● Problem details
Print the entries below word for word; the pictures stay out of your copy.

>> START Records to use

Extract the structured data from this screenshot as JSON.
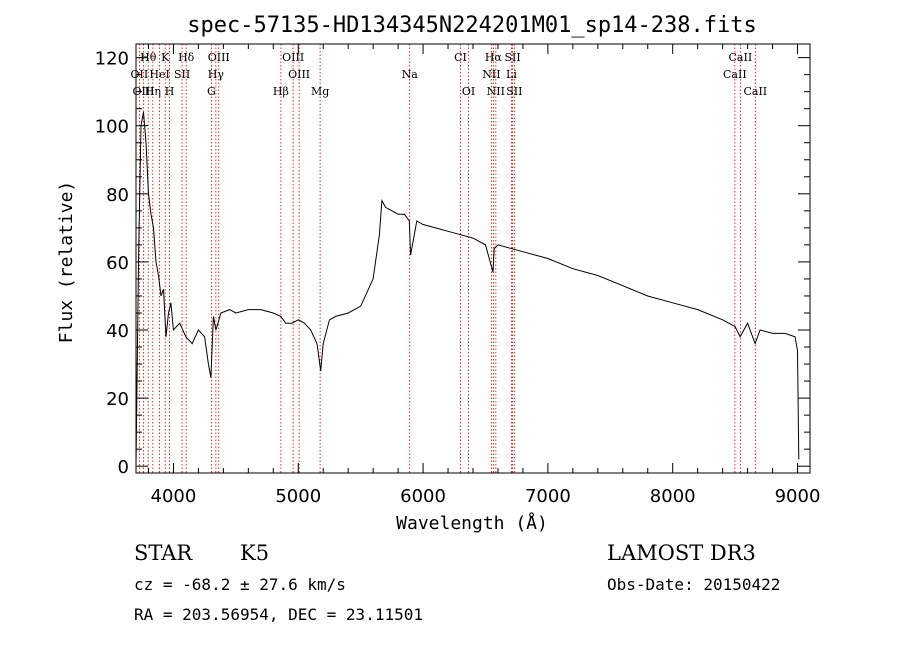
{
  "chart_data": {
    "type": "line",
    "title": "spec-57135-HD134345N224201M01_sp14-238.fits",
    "xlabel": "Wavelength (Å)",
    "ylabel": "Flux (relative)",
    "xlim": [
      3700,
      9100
    ],
    "ylim": [
      -2,
      124
    ],
    "x_ticks": [
      4000,
      5000,
      6000,
      7000,
      8000,
      9000
    ],
    "x_tick_labels": [
      "4000",
      "5000",
      "6000",
      "7000",
      "8000",
      "9000"
    ],
    "y_ticks": [
      0,
      20,
      40,
      60,
      80,
      100,
      120
    ],
    "y_tick_labels": [
      "0",
      "20",
      "40",
      "60",
      "80",
      "100",
      "120"
    ],
    "grid": false,
    "line_color": "#000000",
    "marker_color": "#cc0000",
    "series": [
      {
        "x": [
          3700,
          3720,
          3740,
          3760,
          3780,
          3800,
          3820,
          3840,
          3860,
          3880,
          3900,
          3920,
          3940,
          3960,
          3980,
          4000,
          4050,
          4100,
          4150,
          4200,
          4250,
          4280,
          4300,
          4320,
          4340,
          4380,
          4450,
          4500,
          4600,
          4700,
          4800,
          4860,
          4900,
          4950,
          5000,
          5050,
          5100,
          5150,
          5180,
          5200,
          5250,
          5300,
          5400,
          5500,
          5600,
          5650,
          5670,
          5700,
          5750,
          5800,
          5850,
          5890,
          5900,
          5950,
          6000,
          6100,
          6200,
          6300,
          6400,
          6500,
          6560,
          6570,
          6600,
          6700,
          6800,
          7000,
          7200,
          7400,
          7600,
          7800,
          8000,
          8200,
          8400,
          8500,
          8540,
          8600,
          8660,
          8700,
          8800,
          8900,
          8980,
          9000,
          9010
        ],
        "y": [
          0,
          60,
          100,
          104,
          95,
          80,
          74,
          70,
          60,
          56,
          50,
          52,
          38,
          45,
          48,
          40,
          42,
          38,
          36,
          40,
          38,
          30,
          26,
          44,
          40,
          45,
          46,
          45,
          46,
          46,
          45,
          44,
          42,
          42,
          43,
          42,
          40,
          36,
          28,
          36,
          43,
          44,
          45,
          47,
          55,
          68,
          78,
          76,
          75,
          74,
          74,
          72,
          62,
          72,
          71,
          70,
          69,
          68,
          67,
          65,
          57,
          64,
          65,
          64,
          63,
          61,
          58,
          56,
          53,
          50,
          48,
          46,
          43,
          41,
          38,
          42,
          36,
          40,
          39,
          39,
          38,
          34,
          2
        ]
      }
    ],
    "lines_top": [
      {
        "label": "Hθ",
        "x": 3798
      },
      {
        "label": "K",
        "x": 3934
      },
      {
        "label": "Hδ",
        "x": 4102
      },
      {
        "label": "OIII",
        "x": 4363
      },
      {
        "label": "OIII",
        "x": 4959
      },
      {
        "label": "CI",
        "x": 6300
      },
      {
        "label": "Hα",
        "x": 6563
      },
      {
        "label": "SII",
        "x": 6717
      },
      {
        "label": "CaII",
        "x": 8542
      }
    ],
    "lines_mid": [
      {
        "label": "OII",
        "x": 3727
      },
      {
        "label": "HeI",
        "x": 3889
      },
      {
        "label": "SII",
        "x": 4069
      },
      {
        "label": "Hγ",
        "x": 4340
      },
      {
        "label": "OIII",
        "x": 5007
      },
      {
        "label": "Na",
        "x": 5893
      },
      {
        "label": "NII",
        "x": 6548
      },
      {
        "label": "Li",
        "x": 6708
      },
      {
        "label": "CaII",
        "x": 8498
      }
    ],
    "lines_low": [
      {
        "label": "OIII",
        "x": 3760
      },
      {
        "label": "Hη",
        "x": 3835
      },
      {
        "label": "H",
        "x": 3969
      },
      {
        "label": "G",
        "x": 4304
      },
      {
        "label": "Hβ",
        "x": 4861
      },
      {
        "label": "Mg",
        "x": 5175
      },
      {
        "label": "OI",
        "x": 6364
      },
      {
        "label": "NII",
        "x": 6583
      },
      {
        "label": "SII",
        "x": 6731
      },
      {
        "label": "CaII",
        "x": 8662
      }
    ]
  },
  "info": {
    "class_label": "STAR",
    "subclass_label": "K5",
    "survey_label": "LAMOST DR3",
    "cz_label": "cz = -68.2 ± 27.6 km/s",
    "obs_date_label": "Obs-Date: 20150422",
    "coords_label": "RA = 203.56954, DEC =  23.11501"
  }
}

>> END Records to use

● Correct response
Extract the structured data from this screenshot as JSON.
{
  "chart_data": {
    "type": "line",
    "title": "spec-57135-HD134345N224201M01_sp14-238.fits",
    "xlabel": "Wavelength (Å)",
    "ylabel": "Flux (relative)",
    "xlim": [
      3700,
      9100
    ],
    "ylim": [
      -2,
      124
    ],
    "x_ticks": [
      4000,
      5000,
      6000,
      7000,
      8000,
      9000
    ],
    "x_tick_labels": [
      "4000",
      "5000",
      "6000",
      "7000",
      "8000",
      "9000"
    ],
    "y_ticks": [
      0,
      20,
      40,
      60,
      80,
      100,
      120
    ],
    "y_tick_labels": [
      "0",
      "20",
      "40",
      "60",
      "80",
      "100",
      "120"
    ],
    "grid": false,
    "line_color": "#000000",
    "marker_color": "#cc0000",
    "series": [
      {
        "x": [
          3700,
          3720,
          3740,
          3760,
          3780,
          3800,
          3820,
          3840,
          3860,
          3880,
          3900,
          3920,
          3940,
          3960,
          3980,
          4000,
          4050,
          4100,
          4150,
          4200,
          4250,
          4280,
          4300,
          4320,
          4340,
          4380,
          4450,
          4500,
          4600,
          4700,
          4800,
          4860,
          4900,
          4950,
          5000,
          5050,
          5100,
          5150,
          5180,
          5200,
          5250,
          5300,
          5400,
          5500,
          5600,
          5650,
          5670,
          5700,
          5750,
          5800,
          5850,
          5890,
          5900,
          5950,
          6000,
          6100,
          6200,
          6300,
          6400,
          6500,
          6560,
          6570,
          6600,
          6700,
          6800,
          7000,
          7200,
          7400,
          7600,
          7800,
          8000,
          8200,
          8400,
          8500,
          8540,
          8600,
          8660,
          8700,
          8800,
          8900,
          8980,
          9000,
          9010
        ],
        "y": [
          0,
          60,
          100,
          104,
          95,
          80,
          74,
          70,
          60,
          56,
          50,
          52,
          38,
          45,
          48,
          40,
          42,
          38,
          36,
          40,
          38,
          30,
          26,
          44,
          40,
          45,
          46,
          45,
          46,
          46,
          45,
          44,
          42,
          42,
          43,
          42,
          40,
          36,
          28,
          36,
          43,
          44,
          45,
          47,
          55,
          68,
          78,
          76,
          75,
          74,
          74,
          72,
          62,
          72,
          71,
          70,
          69,
          68,
          67,
          65,
          57,
          64,
          65,
          64,
          63,
          61,
          58,
          56,
          53,
          50,
          48,
          46,
          43,
          41,
          38,
          42,
          36,
          40,
          39,
          39,
          38,
          34,
          2
        ]
      }
    ],
    "lines_top": [
      {
        "label": "Hθ",
        "x": 3798
      },
      {
        "label": "K",
        "x": 3934
      },
      {
        "label": "Hδ",
        "x": 4102
      },
      {
        "label": "OIII",
        "x": 4363
      },
      {
        "label": "OIII",
        "x": 4959
      },
      {
        "label": "CI",
        "x": 6300
      },
      {
        "label": "Hα",
        "x": 6563
      },
      {
        "label": "SII",
        "x": 6717
      },
      {
        "label": "CaII",
        "x": 8542
      }
    ],
    "lines_mid": [
      {
        "label": "OII",
        "x": 3727
      },
      {
        "label": "HeI",
        "x": 3889
      },
      {
        "label": "SII",
        "x": 4069
      },
      {
        "label": "Hγ",
        "x": 4340
      },
      {
        "label": "OIII",
        "x": 5007
      },
      {
        "label": "Na",
        "x": 5893
      },
      {
        "label": "NII",
        "x": 6548
      },
      {
        "label": "Li",
        "x": 6708
      },
      {
        "label": "CaII",
        "x": 8498
      }
    ],
    "lines_low": [
      {
        "label": "OIII",
        "x": 3760
      },
      {
        "label": "Hη",
        "x": 3835
      },
      {
        "label": "H",
        "x": 3969
      },
      {
        "label": "G",
        "x": 4304
      },
      {
        "label": "Hβ",
        "x": 4861
      },
      {
        "label": "Mg",
        "x": 5175
      },
      {
        "label": "OI",
        "x": 6364
      },
      {
        "label": "NII",
        "x": 6583
      },
      {
        "label": "SII",
        "x": 6731
      },
      {
        "label": "CaII",
        "x": 8662
      }
    ]
  },
  "info": {
    "class_label": "STAR",
    "subclass_label": "K5",
    "survey_label": "LAMOST DR3",
    "cz_label": "cz = -68.2 ± 27.6 km/s",
    "obs_date_label": "Obs-Date: 20150422",
    "coords_label": "RA = 203.56954, DEC =  23.11501"
  }
}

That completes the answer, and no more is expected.